### The problem
Go through the entries below and collect each line with the string "reaction" in it.

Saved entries
□ □ □
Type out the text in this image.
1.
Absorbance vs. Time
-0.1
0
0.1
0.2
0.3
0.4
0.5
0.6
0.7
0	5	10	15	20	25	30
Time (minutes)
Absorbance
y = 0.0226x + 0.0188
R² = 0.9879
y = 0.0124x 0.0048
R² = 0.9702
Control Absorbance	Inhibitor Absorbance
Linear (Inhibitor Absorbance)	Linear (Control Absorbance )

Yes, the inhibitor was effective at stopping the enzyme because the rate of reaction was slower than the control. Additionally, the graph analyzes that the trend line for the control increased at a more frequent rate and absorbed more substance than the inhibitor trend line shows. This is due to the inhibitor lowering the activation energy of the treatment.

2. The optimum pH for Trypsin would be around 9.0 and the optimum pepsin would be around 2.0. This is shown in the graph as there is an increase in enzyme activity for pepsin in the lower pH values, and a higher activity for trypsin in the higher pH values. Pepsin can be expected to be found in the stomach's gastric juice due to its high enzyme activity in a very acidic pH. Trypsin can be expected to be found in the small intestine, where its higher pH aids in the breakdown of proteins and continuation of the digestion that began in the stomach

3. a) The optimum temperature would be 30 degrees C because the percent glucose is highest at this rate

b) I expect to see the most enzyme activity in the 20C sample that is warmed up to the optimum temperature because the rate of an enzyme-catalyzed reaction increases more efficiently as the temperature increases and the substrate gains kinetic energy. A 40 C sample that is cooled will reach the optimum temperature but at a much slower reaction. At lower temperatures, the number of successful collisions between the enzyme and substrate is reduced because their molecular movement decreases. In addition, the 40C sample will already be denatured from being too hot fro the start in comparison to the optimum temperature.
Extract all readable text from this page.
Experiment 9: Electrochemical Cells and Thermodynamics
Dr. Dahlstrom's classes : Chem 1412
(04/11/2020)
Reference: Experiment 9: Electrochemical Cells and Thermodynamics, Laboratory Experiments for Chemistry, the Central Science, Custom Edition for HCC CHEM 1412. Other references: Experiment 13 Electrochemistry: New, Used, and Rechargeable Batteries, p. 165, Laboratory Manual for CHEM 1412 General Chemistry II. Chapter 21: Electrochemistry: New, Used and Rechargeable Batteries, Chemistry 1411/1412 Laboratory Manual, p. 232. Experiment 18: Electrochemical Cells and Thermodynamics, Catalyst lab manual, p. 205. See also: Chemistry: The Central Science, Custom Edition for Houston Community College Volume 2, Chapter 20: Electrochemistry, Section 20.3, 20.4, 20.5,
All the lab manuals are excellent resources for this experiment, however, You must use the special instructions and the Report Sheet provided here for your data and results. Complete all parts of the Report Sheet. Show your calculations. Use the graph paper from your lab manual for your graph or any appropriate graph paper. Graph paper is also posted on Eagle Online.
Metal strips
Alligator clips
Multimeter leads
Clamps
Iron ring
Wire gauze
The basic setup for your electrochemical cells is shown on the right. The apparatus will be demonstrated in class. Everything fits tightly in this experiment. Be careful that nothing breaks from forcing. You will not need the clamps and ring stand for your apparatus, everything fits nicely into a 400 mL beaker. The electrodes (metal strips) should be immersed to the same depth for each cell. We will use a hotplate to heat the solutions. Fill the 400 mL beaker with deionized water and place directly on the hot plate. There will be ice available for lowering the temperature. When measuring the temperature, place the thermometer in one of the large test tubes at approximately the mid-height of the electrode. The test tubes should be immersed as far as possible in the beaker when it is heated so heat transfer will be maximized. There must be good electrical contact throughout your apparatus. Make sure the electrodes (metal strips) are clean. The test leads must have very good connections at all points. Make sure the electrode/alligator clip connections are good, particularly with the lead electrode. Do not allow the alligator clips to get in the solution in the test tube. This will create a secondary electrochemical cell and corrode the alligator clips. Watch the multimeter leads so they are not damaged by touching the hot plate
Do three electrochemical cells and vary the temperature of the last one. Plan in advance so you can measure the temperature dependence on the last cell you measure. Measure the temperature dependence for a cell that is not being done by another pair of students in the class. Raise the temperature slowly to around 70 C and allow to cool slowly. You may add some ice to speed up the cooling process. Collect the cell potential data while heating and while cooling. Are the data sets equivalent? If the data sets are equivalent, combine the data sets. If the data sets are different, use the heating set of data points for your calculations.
□ □ □
### Result for this task
Yes, the inhibitor was effective at stopping the enzyme because the rate of reaction was slower than the control. Additionally, the graph analyzes that the trend line for the control increased at a more frequent rate and absorbed more substance than the inhibitor trend line shows. This is due to the inhibitor lowering the activation energy of the treatment.
b) I expect to see the most enzyme activity in the 20C sample that is warmed up to the optimum temperature because the rate of an enzyme-catalyzed reaction increases more efficiently as the temperature increases and the substrate gains kinetic energy. A 40 C sample that is cooled will reach the optimum temperature but at a much slower reaction. At lower temperatures, the number of successful collisions between the enzyme and substrate is reduced because their molecular movement decreases. In addition, the 40C sample will already be denatured from being too hot fro the start in comparison to the optimum temperature.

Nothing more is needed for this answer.